### Problem to work on:
Find each line with "biti" and copy it.

____________

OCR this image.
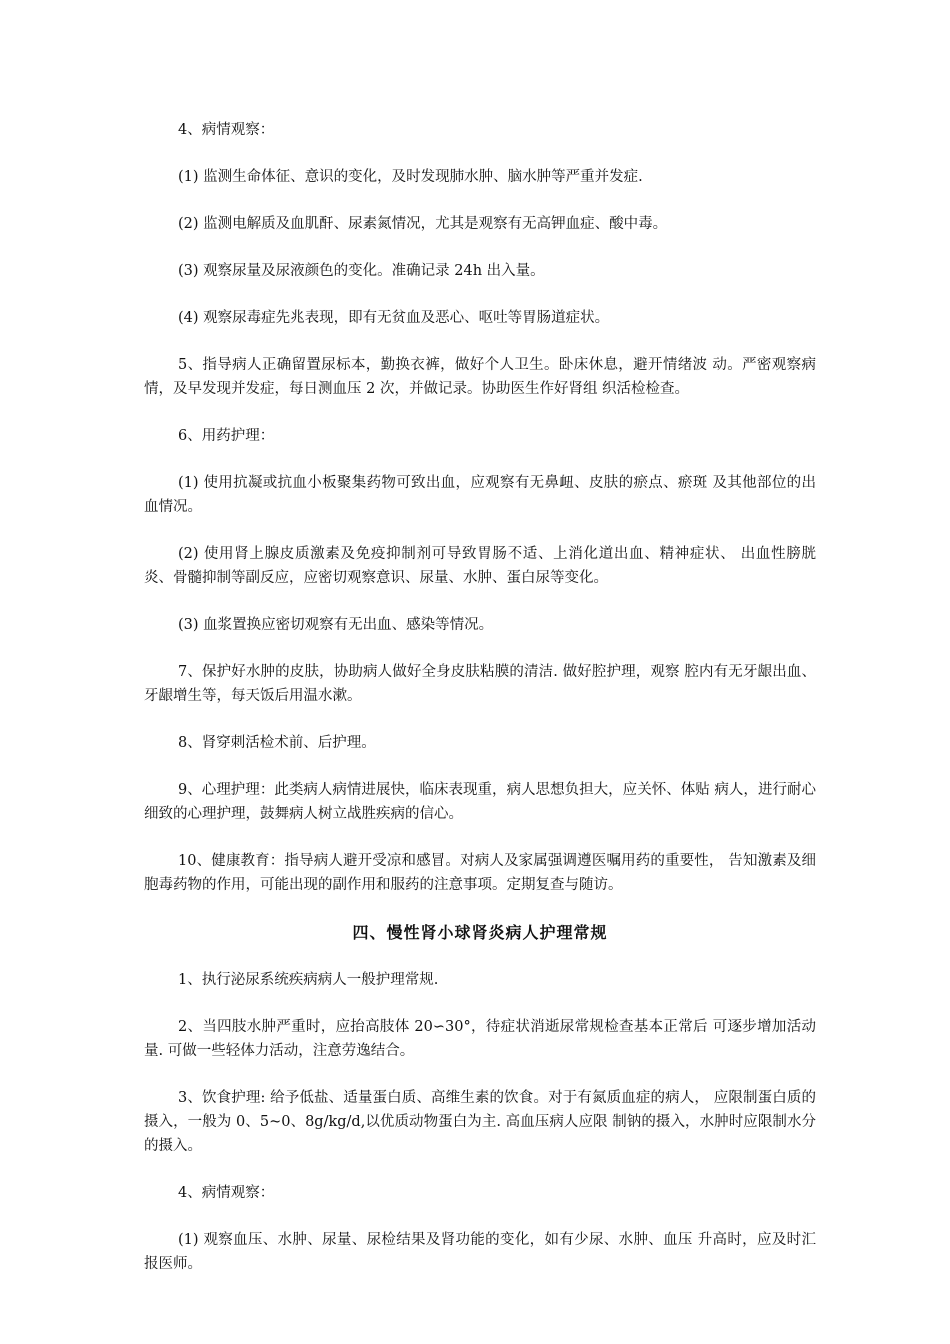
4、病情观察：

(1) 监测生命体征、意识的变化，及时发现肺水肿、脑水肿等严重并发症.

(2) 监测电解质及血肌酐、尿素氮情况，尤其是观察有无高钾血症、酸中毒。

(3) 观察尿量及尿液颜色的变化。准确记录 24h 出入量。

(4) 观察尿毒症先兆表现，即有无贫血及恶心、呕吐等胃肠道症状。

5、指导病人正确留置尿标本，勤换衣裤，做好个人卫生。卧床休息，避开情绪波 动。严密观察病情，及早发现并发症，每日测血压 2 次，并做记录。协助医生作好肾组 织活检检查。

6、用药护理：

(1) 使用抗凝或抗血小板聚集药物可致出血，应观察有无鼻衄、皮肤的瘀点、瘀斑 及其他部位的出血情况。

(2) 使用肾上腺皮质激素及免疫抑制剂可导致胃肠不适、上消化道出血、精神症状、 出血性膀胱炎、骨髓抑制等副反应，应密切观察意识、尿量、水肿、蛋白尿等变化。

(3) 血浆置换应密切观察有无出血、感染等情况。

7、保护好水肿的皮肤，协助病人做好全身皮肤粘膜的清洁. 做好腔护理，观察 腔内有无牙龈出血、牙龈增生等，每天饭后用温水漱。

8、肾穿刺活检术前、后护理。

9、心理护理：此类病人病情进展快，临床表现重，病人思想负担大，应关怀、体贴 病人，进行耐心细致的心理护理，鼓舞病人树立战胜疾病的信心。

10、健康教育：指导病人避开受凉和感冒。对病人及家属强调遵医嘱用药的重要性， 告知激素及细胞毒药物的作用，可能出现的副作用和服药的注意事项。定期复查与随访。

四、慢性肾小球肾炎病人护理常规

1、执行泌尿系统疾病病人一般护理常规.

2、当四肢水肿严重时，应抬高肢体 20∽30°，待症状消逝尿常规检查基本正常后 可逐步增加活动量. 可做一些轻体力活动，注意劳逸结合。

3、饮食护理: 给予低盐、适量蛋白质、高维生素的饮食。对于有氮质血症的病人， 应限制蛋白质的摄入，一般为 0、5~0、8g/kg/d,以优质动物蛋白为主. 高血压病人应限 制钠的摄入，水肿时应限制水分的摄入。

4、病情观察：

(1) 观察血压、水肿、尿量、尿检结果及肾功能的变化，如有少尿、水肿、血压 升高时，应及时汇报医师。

____________

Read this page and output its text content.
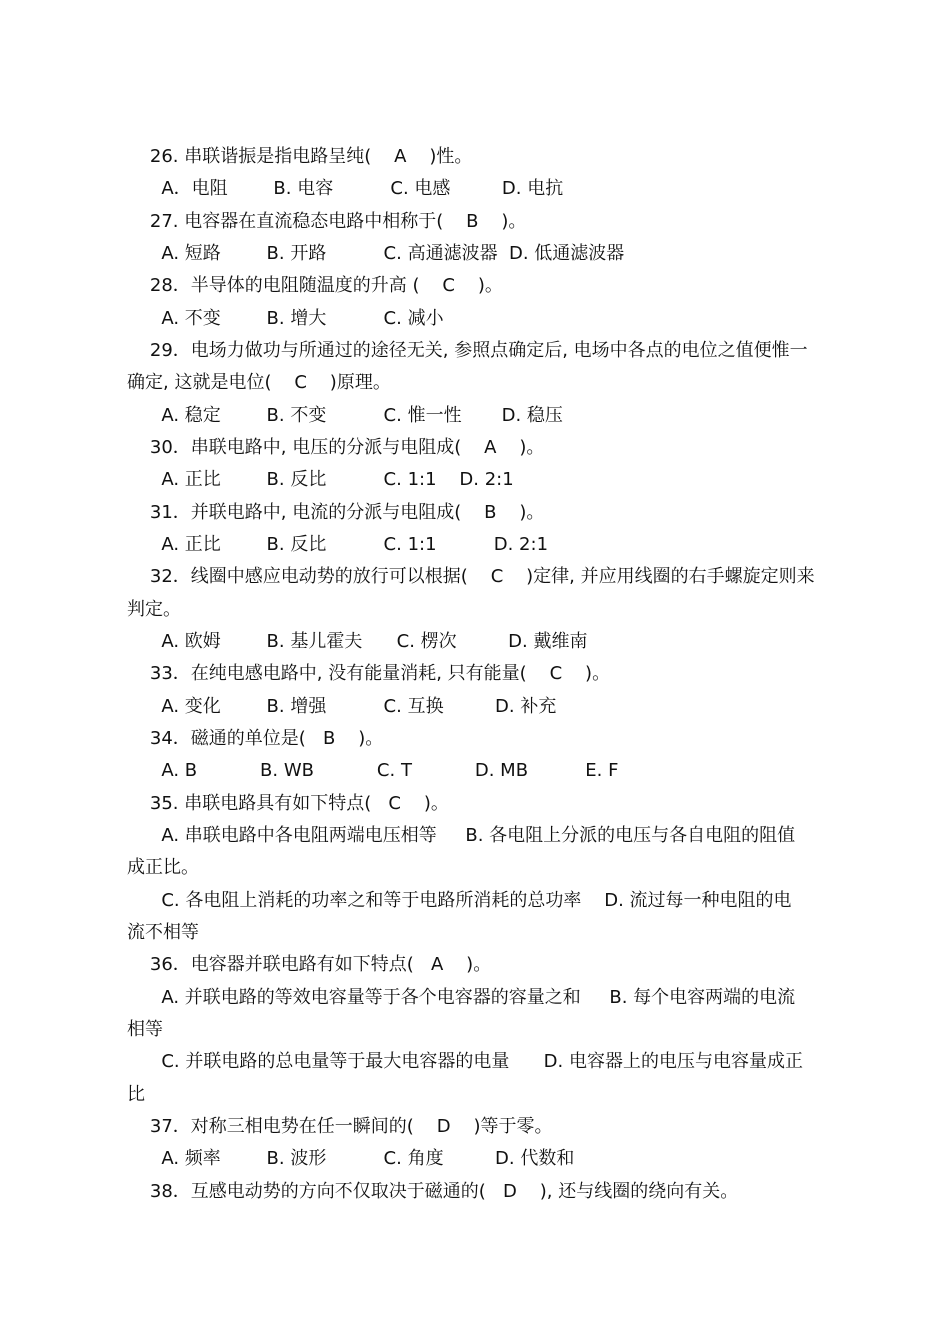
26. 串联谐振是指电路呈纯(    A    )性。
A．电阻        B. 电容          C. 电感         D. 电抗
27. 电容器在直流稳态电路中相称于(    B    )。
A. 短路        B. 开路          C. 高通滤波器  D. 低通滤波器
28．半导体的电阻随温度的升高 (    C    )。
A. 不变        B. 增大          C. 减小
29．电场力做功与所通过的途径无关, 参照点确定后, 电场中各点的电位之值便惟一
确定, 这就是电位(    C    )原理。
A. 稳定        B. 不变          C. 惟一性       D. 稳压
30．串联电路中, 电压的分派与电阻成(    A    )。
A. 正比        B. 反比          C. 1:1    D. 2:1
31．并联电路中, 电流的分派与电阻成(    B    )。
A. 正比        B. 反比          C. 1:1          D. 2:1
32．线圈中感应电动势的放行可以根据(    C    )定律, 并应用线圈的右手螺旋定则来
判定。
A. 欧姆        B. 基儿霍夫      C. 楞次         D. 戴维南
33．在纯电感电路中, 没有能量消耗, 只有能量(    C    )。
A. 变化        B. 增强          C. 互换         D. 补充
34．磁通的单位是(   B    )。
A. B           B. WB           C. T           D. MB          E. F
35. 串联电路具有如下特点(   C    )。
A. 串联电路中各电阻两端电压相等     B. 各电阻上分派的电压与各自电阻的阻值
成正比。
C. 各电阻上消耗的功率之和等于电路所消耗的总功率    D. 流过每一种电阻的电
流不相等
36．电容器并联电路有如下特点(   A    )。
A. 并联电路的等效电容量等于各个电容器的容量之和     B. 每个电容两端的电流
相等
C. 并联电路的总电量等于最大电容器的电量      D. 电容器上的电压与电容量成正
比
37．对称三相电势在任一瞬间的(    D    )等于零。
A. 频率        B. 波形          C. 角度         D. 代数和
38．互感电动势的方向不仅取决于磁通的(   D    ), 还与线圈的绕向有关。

____________

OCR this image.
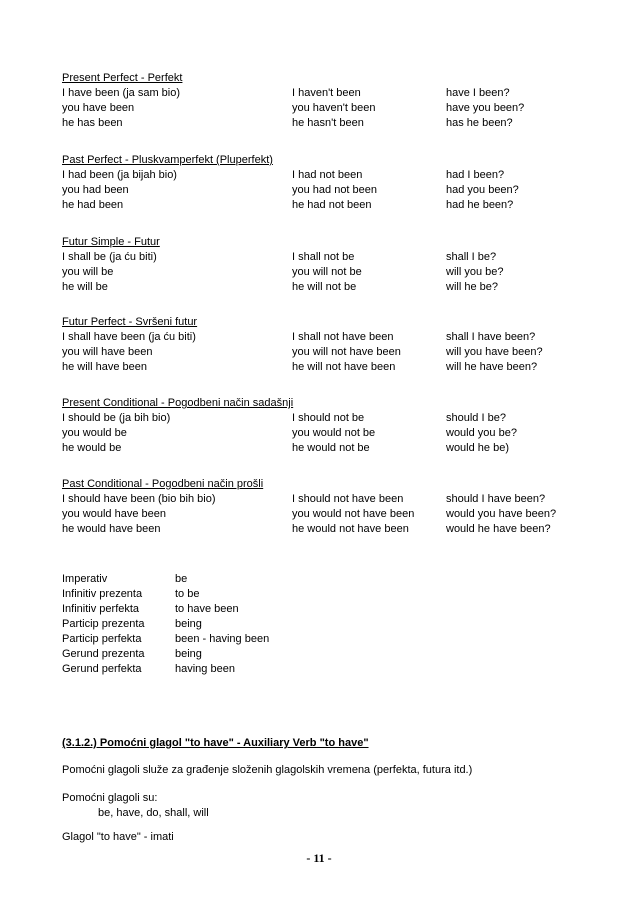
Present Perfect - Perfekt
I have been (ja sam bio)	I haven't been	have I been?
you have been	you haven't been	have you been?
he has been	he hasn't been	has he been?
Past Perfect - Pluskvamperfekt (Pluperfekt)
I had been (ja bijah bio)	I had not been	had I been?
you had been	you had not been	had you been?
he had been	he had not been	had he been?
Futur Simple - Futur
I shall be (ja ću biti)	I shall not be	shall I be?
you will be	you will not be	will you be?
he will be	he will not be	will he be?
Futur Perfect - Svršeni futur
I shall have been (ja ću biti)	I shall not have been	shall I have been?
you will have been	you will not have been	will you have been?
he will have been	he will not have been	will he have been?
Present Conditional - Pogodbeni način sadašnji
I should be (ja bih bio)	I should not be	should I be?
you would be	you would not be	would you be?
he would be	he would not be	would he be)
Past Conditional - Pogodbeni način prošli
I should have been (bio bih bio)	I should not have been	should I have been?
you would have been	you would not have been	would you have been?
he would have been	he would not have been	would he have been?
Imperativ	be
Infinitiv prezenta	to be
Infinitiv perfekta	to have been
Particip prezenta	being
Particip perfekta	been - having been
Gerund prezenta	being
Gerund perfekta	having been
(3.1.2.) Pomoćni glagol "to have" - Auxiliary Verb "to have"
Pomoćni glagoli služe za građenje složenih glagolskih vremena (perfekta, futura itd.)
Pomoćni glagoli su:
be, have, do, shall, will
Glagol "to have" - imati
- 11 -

____________

### Completed task:
I shall be (ja ću biti)	I shall not be	shall I be?
I shall have been (ja ću biti)	I shall not have been	shall I have been?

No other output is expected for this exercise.